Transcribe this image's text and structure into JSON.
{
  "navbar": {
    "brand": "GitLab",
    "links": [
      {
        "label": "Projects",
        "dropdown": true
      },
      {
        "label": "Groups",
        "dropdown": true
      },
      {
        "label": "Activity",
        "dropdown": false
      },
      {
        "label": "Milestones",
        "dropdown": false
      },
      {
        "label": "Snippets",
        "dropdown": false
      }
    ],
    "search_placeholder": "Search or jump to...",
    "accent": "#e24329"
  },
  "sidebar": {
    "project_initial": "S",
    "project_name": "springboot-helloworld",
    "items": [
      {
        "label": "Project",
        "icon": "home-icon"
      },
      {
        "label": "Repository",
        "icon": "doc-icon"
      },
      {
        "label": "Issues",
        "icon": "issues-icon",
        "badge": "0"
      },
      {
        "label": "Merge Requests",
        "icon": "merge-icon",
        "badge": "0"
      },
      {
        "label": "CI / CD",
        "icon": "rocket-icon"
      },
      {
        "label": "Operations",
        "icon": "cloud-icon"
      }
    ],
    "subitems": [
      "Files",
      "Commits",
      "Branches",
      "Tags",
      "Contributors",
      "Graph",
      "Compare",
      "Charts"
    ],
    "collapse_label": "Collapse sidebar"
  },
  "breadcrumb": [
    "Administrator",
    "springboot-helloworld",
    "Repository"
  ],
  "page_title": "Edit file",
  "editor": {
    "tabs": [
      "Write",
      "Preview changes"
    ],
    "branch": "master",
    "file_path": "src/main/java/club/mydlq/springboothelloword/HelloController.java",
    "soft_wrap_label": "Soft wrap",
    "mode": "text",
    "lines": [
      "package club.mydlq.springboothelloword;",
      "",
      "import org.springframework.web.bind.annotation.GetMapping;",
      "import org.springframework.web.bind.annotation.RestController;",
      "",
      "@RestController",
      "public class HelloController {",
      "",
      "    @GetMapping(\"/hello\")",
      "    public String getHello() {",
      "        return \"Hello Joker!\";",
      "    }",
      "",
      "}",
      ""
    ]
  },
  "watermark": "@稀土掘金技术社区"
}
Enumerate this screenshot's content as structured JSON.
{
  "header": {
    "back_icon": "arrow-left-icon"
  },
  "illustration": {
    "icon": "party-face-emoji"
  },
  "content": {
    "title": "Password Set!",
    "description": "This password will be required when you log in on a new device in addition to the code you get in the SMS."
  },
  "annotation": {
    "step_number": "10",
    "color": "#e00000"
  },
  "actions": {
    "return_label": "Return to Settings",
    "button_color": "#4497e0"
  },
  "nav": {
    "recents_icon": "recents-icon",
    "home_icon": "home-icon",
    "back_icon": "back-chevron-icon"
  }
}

++++++

Provide all the records again, word for word.

### RESPONSE
Transcribe this image's text and structure into JSON.
{
  "navbar": {
    "brand": "GitLab",
    "links": [
      {
        "label": "Projects",
        "dropdown": true
      },
      {
        "label": "Groups",
        "dropdown": true
      },
      {
        "label": "Activity",
        "dropdown": false
      },
      {
        "label": "Milestones",
        "dropdown": false
      },
      {
        "label": "Snippets",
        "dropdown": false
      }
    ],
    "search_placeholder": "Search or jump to...",
    "accent": "#e24329"
  },
  "sidebar": {
    "project_initial": "S",
    "project_name": "springboot-helloworld",
    "items": [
      {
        "label": "Project",
        "icon": "home-icon"
      },
      {
        "label": "Repository",
        "icon": "doc-icon"
      },
      {
        "label": "Issues",
        "icon": "issues-icon",
        "badge": "0"
      },
      {
        "label": "Merge Requests",
        "icon": "merge-icon",
        "badge": "0"
      },
      {
        "label": "CI / CD",
        "icon": "rocket-icon"
      },
      {
        "label": "Operations",
        "icon": "cloud-icon"
      }
    ],
    "subitems": [
      "Files",
      "Commits",
      "Branches",
      "Tags",
      "Contributors",
      "Graph",
      "Compare",
      "Charts"
    ],
    "collapse_label": "Collapse sidebar"
  },
  "breadcrumb": [
    "Administrator",
    "springboot-helloworld",
    "Repository"
  ],
  "page_title": "Edit file",
  "editor": {
    "tabs": [
      "Write",
      "Preview changes"
    ],
    "branch": "master",
    "file_path": "src/main/java/club/mydlq/springboothelloword/HelloController.java",
    "soft_wrap_label": "Soft wrap",
    "mode": "text",
    "lines": [
      "package club.mydlq.springboothelloword;",
      "",
      "import org.springframework.web.bind.annotation.GetMapping;",
      "import org.springframework.web.bind.annotation.RestController;",
      "",
      "@RestController",
      "public class HelloController {",
      "",
      "    @GetMapping(\"/hello\")",
      "    public String getHello() {",
      "        return \"Hello Joker!\";",
      "    }",
      "",
      "}",
      ""
    ]
  },
  "watermark": "@稀土掘金技术社区"
}
Enumerate this screenshot's content as structured JSON.
{
  "header": {
    "back_icon": "arrow-left-icon"
  },
  "illustration": {
    "icon": "party-face-emoji"
  },
  "content": {
    "title": "Password Set!",
    "description": "This password will be required when you log in on a new device in addition to the code you get in the SMS."
  },
  "annotation": {
    "step_number": "10",
    "color": "#e00000"
  },
  "actions": {
    "return_label": "Return to Settings",
    "button_color": "#4497e0"
  },
  "nav": {
    "recents_icon": "recents-icon",
    "home_icon": "home-icon",
    "back_icon": "back-chevron-icon"
  }
}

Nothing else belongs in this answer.